Stored data entries
<<<<
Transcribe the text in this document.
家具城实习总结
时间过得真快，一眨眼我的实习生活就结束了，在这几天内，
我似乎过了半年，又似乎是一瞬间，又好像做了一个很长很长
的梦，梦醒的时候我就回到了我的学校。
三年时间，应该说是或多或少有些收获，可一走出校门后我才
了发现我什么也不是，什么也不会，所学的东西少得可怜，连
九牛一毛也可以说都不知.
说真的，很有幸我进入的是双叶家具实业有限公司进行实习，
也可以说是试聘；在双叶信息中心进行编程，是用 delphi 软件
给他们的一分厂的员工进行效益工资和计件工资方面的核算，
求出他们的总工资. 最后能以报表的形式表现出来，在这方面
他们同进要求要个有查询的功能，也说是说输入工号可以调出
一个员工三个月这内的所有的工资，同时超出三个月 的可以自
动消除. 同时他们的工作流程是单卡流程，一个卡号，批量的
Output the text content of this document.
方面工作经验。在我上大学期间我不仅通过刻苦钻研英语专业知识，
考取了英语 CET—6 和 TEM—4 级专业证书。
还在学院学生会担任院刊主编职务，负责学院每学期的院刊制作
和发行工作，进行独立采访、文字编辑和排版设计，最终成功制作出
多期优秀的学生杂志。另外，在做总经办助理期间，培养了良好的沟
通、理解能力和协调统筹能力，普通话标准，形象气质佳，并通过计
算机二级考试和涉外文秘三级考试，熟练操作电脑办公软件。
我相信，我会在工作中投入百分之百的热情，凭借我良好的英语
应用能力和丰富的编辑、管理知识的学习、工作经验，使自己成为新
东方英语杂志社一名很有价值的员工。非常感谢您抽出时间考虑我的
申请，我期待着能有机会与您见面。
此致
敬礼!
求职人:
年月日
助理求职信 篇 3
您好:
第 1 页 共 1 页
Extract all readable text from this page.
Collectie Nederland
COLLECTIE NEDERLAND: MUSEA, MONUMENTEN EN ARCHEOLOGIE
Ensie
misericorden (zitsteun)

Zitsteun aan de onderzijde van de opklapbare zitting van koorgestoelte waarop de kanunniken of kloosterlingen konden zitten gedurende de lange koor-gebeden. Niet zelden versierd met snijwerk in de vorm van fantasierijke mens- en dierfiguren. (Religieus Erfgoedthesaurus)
>>>>
Retype only the lines running from the line with "Output the text content of this document." to the end of the listing, including both of those lines.

SOLVED EXERCISE>
Output the text content of this document.
方面工作经验。在我上大学期间我不仅通过刻苦钻研英语专业知识，
考取了英语 CET—6 和 TEM—4 级专业证书。
还在学院学生会担任院刊主编职务，负责学院每学期的院刊制作
和发行工作，进行独立采访、文字编辑和排版设计，最终成功制作出
多期优秀的学生杂志。另外，在做总经办助理期间，培养了良好的沟
通、理解能力和协调统筹能力，普通话标准，形象气质佳，并通过计
算机二级考试和涉外文秘三级考试，熟练操作电脑办公软件。
我相信，我会在工作中投入百分之百的热情，凭借我良好的英语
应用能力和丰富的编辑、管理知识的学习、工作经验，使自己成为新
东方英语杂志社一名很有价值的员工。非常感谢您抽出时间考虑我的
申请，我期待着能有机会与您见面。
此致
敬礼!
求职人:
年月日
助理求职信 篇 3
您好:
第 1 页 共 1 页
Extract all readable text from this page.
Collectie Nederland
COLLECTIE NEDERLAND: MUSEA, MONUMENTEN EN ARCHEOLOGIE
Ensie
misericorden (zitsteun)

Zitsteun aan de onderzijde van de opklapbare zitting van koorgestoelte waarop de kanunniken of kloosterlingen konden zitten gedurende de lange koor-gebeden. Niet zelden versierd met snijwerk in de vorm van fantasierijke mens- en dierfiguren. (Religieus Erfgoedthesaurus)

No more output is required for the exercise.